Provided entries:
########

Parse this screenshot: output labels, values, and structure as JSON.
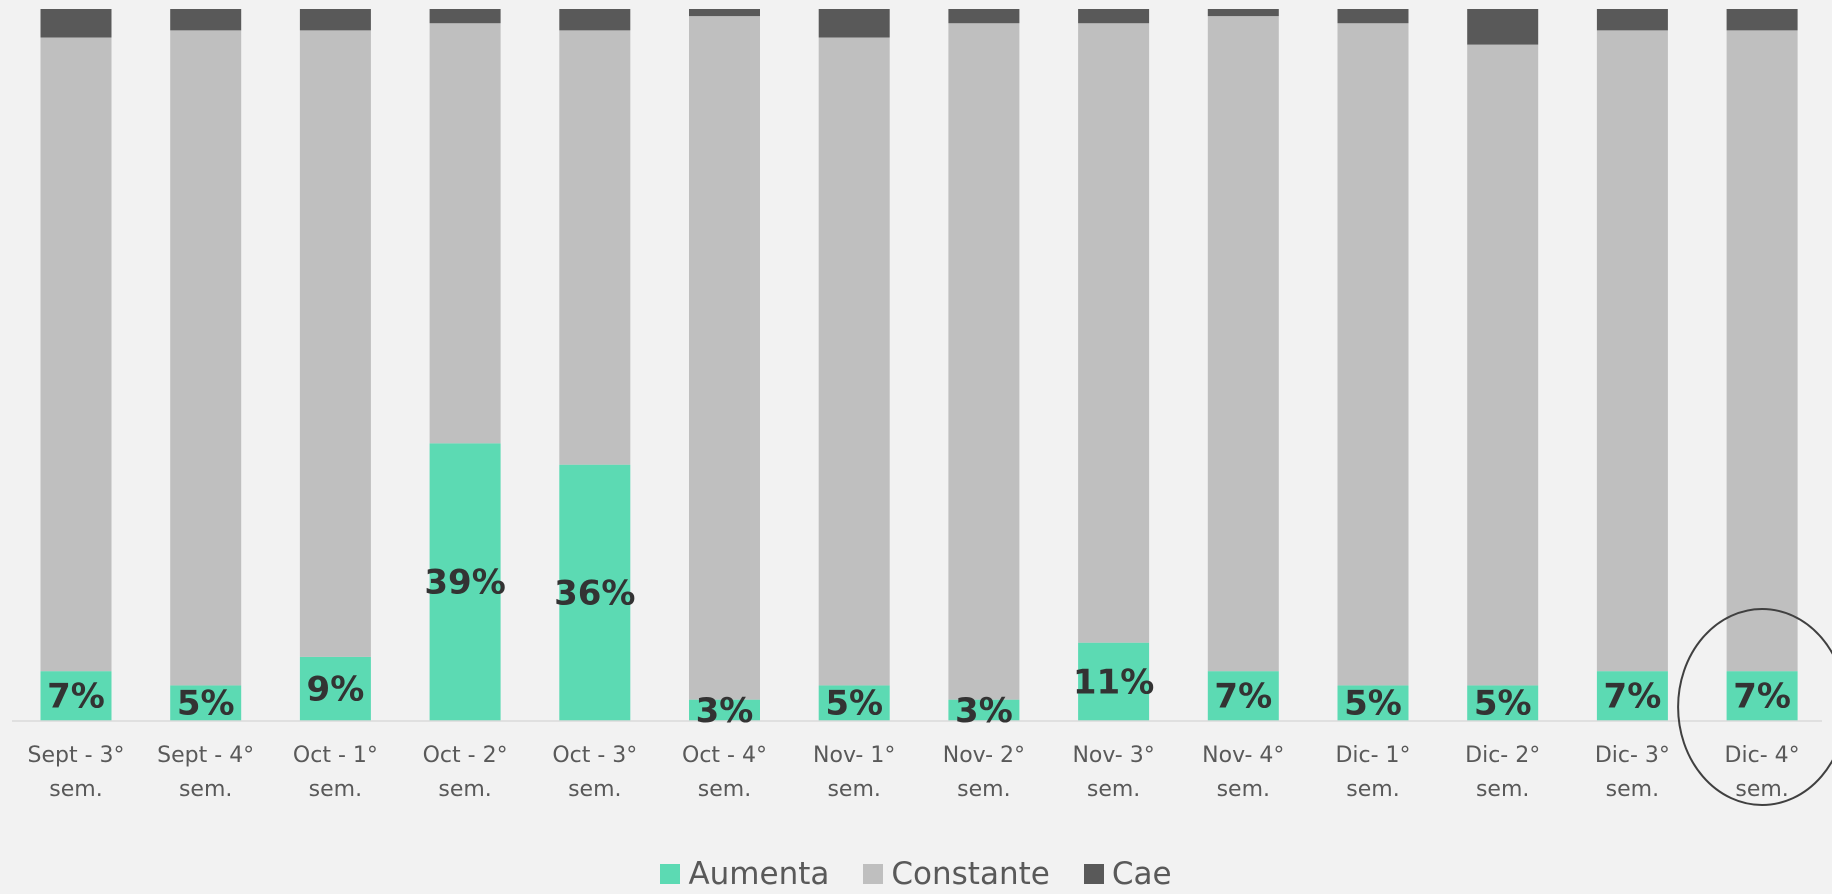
{
  "chart_data": {
    "type": "stacked_bar",
    "categories": [
      "Sept - 3°\nsem.",
      "Sept - 4°\nsem.",
      "Oct - 1°\nsem.",
      "Oct - 2°\nsem.",
      "Oct - 3°\nsem.",
      "Oct - 4°\nsem.",
      "Nov- 1°\nsem.",
      "Nov- 2°\nsem.",
      "Nov- 3°\nsem.",
      "Nov- 4°\nsem.",
      "Dic- 1°\nsem.",
      "Dic- 2°\nsem.",
      "Dic- 3°\nsem.",
      "Dic- 4°\nsem."
    ],
    "series": [
      {
        "name": "Aumenta",
        "color": "#5cdab3",
        "values": [
          7,
          5,
          9,
          39,
          36,
          3,
          5,
          3,
          11,
          7,
          5,
          5,
          7,
          7
        ],
        "value_labels": [
          "7%",
          "5%",
          "9%",
          "39%",
          "36%",
          "3%",
          "5%",
          "3%",
          "11%",
          "7%",
          "5%",
          "5%",
          "7%",
          "7%"
        ]
      },
      {
        "name": "Constante",
        "color": "#bfbfbf",
        "values": [
          89,
          92,
          88,
          59,
          61,
          96,
          91,
          95,
          87,
          92,
          93,
          90,
          90,
          90
        ]
      },
      {
        "name": "Cae",
        "color": "#595959",
        "values": [
          4,
          3,
          3,
          2,
          3,
          1,
          4,
          2,
          2,
          1,
          2,
          5,
          3,
          3
        ]
      }
    ],
    "ylim": [
      0,
      100
    ],
    "legend": "bottom"
  }
}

########

Given task:
State how many lines hold the word "color". The number is the whole answer.

Problem solution:
3